### Data section
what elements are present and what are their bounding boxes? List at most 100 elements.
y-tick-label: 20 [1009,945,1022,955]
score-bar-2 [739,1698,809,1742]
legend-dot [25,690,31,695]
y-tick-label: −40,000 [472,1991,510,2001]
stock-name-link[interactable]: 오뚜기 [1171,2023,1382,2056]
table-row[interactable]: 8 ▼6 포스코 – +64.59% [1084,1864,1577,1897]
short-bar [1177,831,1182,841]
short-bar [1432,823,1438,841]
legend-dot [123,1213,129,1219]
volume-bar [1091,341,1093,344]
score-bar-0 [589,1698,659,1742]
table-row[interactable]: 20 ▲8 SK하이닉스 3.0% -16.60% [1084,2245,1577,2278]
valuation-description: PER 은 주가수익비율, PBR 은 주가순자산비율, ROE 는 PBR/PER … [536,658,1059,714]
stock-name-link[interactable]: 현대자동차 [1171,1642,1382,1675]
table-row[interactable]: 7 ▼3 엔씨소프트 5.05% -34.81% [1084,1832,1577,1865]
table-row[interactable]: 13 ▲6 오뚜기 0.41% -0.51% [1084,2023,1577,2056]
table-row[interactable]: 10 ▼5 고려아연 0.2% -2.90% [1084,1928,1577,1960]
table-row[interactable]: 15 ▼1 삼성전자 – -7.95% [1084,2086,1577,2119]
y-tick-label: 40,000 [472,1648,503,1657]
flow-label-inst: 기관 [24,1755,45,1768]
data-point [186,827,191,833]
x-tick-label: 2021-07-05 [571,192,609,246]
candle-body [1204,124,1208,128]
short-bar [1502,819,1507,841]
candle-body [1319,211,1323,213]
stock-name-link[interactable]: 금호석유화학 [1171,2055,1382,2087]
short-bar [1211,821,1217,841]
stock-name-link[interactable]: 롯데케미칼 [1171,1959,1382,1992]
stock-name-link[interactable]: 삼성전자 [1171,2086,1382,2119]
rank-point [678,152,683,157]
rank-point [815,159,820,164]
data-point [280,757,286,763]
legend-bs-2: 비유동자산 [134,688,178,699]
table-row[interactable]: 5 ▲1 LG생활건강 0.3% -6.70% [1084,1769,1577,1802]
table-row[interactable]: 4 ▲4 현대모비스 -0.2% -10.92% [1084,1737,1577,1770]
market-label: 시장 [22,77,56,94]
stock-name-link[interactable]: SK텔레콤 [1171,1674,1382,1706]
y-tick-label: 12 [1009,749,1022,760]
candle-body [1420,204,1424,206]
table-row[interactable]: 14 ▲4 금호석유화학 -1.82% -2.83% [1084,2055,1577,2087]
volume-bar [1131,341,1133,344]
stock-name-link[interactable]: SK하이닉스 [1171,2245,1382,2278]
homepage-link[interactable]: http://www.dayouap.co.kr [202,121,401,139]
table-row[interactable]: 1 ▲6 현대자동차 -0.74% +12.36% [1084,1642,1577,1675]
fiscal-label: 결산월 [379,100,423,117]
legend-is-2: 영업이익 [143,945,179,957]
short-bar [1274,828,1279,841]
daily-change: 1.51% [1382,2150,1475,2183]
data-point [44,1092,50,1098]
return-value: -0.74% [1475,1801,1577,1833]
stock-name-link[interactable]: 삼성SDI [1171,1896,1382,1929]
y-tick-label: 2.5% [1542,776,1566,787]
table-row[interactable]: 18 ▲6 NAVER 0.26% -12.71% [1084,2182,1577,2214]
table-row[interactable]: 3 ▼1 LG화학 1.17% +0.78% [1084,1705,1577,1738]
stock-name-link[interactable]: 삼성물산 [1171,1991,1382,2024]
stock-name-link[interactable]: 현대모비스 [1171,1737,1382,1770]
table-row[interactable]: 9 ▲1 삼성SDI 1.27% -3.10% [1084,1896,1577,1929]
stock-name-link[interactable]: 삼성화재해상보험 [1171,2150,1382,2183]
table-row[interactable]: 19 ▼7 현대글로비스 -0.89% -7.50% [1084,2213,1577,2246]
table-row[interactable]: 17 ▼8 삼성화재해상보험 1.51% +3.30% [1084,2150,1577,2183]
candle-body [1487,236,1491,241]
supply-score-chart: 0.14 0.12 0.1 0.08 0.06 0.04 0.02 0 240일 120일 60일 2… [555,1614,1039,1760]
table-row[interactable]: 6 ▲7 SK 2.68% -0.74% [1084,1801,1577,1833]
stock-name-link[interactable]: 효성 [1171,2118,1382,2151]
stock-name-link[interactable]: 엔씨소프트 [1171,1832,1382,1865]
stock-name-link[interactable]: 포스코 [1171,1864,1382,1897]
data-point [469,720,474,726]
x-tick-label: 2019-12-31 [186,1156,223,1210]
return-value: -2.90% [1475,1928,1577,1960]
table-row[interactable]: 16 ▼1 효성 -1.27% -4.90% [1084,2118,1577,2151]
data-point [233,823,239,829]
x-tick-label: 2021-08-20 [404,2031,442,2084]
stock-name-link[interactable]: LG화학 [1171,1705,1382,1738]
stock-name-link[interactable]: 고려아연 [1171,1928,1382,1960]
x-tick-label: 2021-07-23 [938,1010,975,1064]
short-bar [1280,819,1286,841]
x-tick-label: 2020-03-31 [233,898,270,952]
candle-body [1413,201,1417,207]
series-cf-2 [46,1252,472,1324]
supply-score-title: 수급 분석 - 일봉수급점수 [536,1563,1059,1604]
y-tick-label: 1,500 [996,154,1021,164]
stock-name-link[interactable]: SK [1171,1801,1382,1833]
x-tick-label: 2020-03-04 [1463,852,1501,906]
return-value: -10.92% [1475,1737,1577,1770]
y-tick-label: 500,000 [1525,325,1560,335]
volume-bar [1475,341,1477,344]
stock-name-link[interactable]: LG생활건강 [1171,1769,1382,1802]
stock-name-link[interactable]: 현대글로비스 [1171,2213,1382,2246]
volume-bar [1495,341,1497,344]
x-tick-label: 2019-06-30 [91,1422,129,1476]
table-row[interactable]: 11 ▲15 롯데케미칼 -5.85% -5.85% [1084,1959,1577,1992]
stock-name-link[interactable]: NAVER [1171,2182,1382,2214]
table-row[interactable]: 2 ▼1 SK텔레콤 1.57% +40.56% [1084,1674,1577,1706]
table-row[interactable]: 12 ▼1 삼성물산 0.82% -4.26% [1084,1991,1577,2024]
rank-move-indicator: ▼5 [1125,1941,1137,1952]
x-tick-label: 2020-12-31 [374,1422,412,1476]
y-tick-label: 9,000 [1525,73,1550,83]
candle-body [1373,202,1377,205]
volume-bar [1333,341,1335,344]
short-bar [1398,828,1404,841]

### Task description
Give every line of the data again, switching each "candle-body" to "candlestick-body" and leaving everything else unchanged.

### Finished answer
what elements are present and what are their bounding boxes? List at most 100 elements.
y-tick-label: 20 [1009,945,1022,955]
score-bar-2 [739,1698,809,1742]
legend-dot [25,690,31,695]
y-tick-label: −40,000 [472,1991,510,2001]
stock-name-link[interactable]: 오뚜기 [1171,2023,1382,2056]
table-row[interactable]: 8 ▼6 포스코 – +64.59% [1084,1864,1577,1897]
short-bar [1177,831,1182,841]
short-bar [1432,823,1438,841]
legend-dot [123,1213,129,1219]
volume-bar [1091,341,1093,344]
score-bar-0 [589,1698,659,1742]
table-row[interactable]: 20 ▲8 SK하이닉스 3.0% -16.60% [1084,2245,1577,2278]
valuation-description: PER 은 주가수익비율, PBR 은 주가순자산비율, ROE 는 PBR/PER … [536,658,1059,714]
stock-name-link[interactable]: 현대자동차 [1171,1642,1382,1675]
table-row[interactable]: 7 ▼3 엔씨소프트 5.05% -34.81% [1084,1832,1577,1865]
table-row[interactable]: 13 ▲6 오뚜기 0.41% -0.51% [1084,2023,1577,2056]
table-row[interactable]: 10 ▼5 고려아연 0.2% -2.90% [1084,1928,1577,1960]
table-row[interactable]: 15 ▼1 삼성전자 – -7.95% [1084,2086,1577,2119]
y-tick-label: 40,000 [472,1648,503,1657]
flow-label-inst: 기관 [24,1755,45,1768]
data-point [186,827,191,833]
x-tick-label: 2021-07-05 [571,192,609,246]
candlestick-body [1204,124,1208,128]
short-bar [1502,819,1507,841]
candlestick-body [1319,211,1323,213]
stock-name-link[interactable]: 금호석유화학 [1171,2055,1382,2087]
short-bar [1211,821,1217,841]
stock-name-link[interactable]: 롯데케미칼 [1171,1959,1382,1992]
stock-name-link[interactable]: 삼성전자 [1171,2086,1382,2119]
rank-point [678,152,683,157]
rank-point [815,159,820,164]
data-point [280,757,286,763]
legend-bs-2: 비유동자산 [134,688,178,699]
table-row[interactable]: 5 ▲1 LG생활건강 0.3% -6.70% [1084,1769,1577,1802]
table-row[interactable]: 4 ▲4 현대모비스 -0.2% -10.92% [1084,1737,1577,1770]
market-label: 시장 [22,77,56,94]
stock-name-link[interactable]: SK텔레콤 [1171,1674,1382,1706]
y-tick-label: 12 [1009,749,1022,760]
candlestick-body [1420,204,1424,206]
table-row[interactable]: 14 ▲4 금호석유화학 -1.82% -2.83% [1084,2055,1577,2087]
volume-bar [1131,341,1133,344]
stock-name-link[interactable]: SK하이닉스 [1171,2245,1382,2278]
homepage-link[interactable]: http://www.dayouap.co.kr [202,121,401,139]
table-row[interactable]: 1 ▲6 현대자동차 -0.74% +12.36% [1084,1642,1577,1675]
fiscal-label: 결산월 [379,100,423,117]
legend-is-2: 영업이익 [143,945,179,957]
short-bar [1274,828,1279,841]
daily-change: 1.51% [1382,2150,1475,2183]
data-point [44,1092,50,1098]
return-value: -0.74% [1475,1801,1577,1833]
stock-name-link[interactable]: 삼성SDI [1171,1896,1382,1929]
y-tick-label: 2.5% [1542,776,1566,787]
table-row[interactable]: 18 ▲6 NAVER 0.26% -12.71% [1084,2182,1577,2214]
table-row[interactable]: 3 ▼1 LG화학 1.17% +0.78% [1084,1705,1577,1738]
stock-name-link[interactable]: 삼성물산 [1171,1991,1382,2024]
stock-name-link[interactable]: 현대모비스 [1171,1737,1382,1770]
table-row[interactable]: 9 ▲1 삼성SDI 1.27% -3.10% [1084,1896,1577,1929]
stock-name-link[interactable]: 삼성화재해상보험 [1171,2150,1382,2183]
table-row[interactable]: 19 ▼7 현대글로비스 -0.89% -7.50% [1084,2213,1577,2246]
table-row[interactable]: 17 ▼8 삼성화재해상보험 1.51% +3.30% [1084,2150,1577,2183]
candlestick-body [1487,236,1491,241]
supply-score-chart: 0.14 0.12 0.1 0.08 0.06 0.04 0.02 0 240일 120일 60일 2… [555,1614,1039,1760]
table-row[interactable]: 6 ▲7 SK 2.68% -0.74% [1084,1801,1577,1833]
stock-name-link[interactable]: 효성 [1171,2118,1382,2151]
stock-name-link[interactable]: 엔씨소프트 [1171,1832,1382,1865]
stock-name-link[interactable]: 포스코 [1171,1864,1382,1897]
data-point [469,720,474,726]
x-tick-label: 2019-12-31 [186,1156,223,1210]
return-value: -2.90% [1475,1928,1577,1960]
table-row[interactable]: 16 ▼1 효성 -1.27% -4.90% [1084,2118,1577,2151]
data-point [233,823,239,829]
x-tick-label: 2021-08-20 [404,2031,442,2084]
stock-name-link[interactable]: LG화학 [1171,1705,1382,1738]
stock-name-link[interactable]: 고려아연 [1171,1928,1382,1960]
x-tick-label: 2021-07-23 [938,1010,975,1064]
short-bar [1280,819,1286,841]
x-tick-label: 2020-03-31 [233,898,270,952]
candlestick-body [1413,201,1417,207]
series-cf-2 [46,1252,472,1324]
supply-score-title: 수급 분석 - 일봉수급점수 [536,1563,1059,1604]
y-tick-label: 1,500 [996,154,1021,164]
stock-name-link[interactable]: SK [1171,1801,1382,1833]
x-tick-label: 2020-03-04 [1463,852,1501,906]
return-value: -10.92% [1475,1737,1577,1770]
y-tick-label: 500,000 [1525,325,1560,335]
volume-bar [1475,341,1477,344]
stock-name-link[interactable]: LG생활건강 [1171,1769,1382,1802]
stock-name-link[interactable]: 현대글로비스 [1171,2213,1382,2246]
volume-bar [1495,341,1497,344]
x-tick-label: 2019-06-30 [91,1422,129,1476]
table-row[interactable]: 11 ▲15 롯데케미칼 -5.85% -5.85% [1084,1959,1577,1992]
stock-name-link[interactable]: NAVER [1171,2182,1382,2214]
table-row[interactable]: 2 ▼1 SK텔레콤 1.57% +40.56% [1084,1674,1577,1706]
table-row[interactable]: 12 ▼1 삼성물산 0.82% -4.26% [1084,1991,1577,2024]
rank-move-indicator: ▼5 [1125,1941,1137,1952]
x-tick-label: 2020-12-31 [374,1422,412,1476]
y-tick-label: 9,000 [1525,73,1550,83]
candlestick-body [1373,202,1377,205]
volume-bar [1333,341,1335,344]
short-bar [1398,828,1404,841]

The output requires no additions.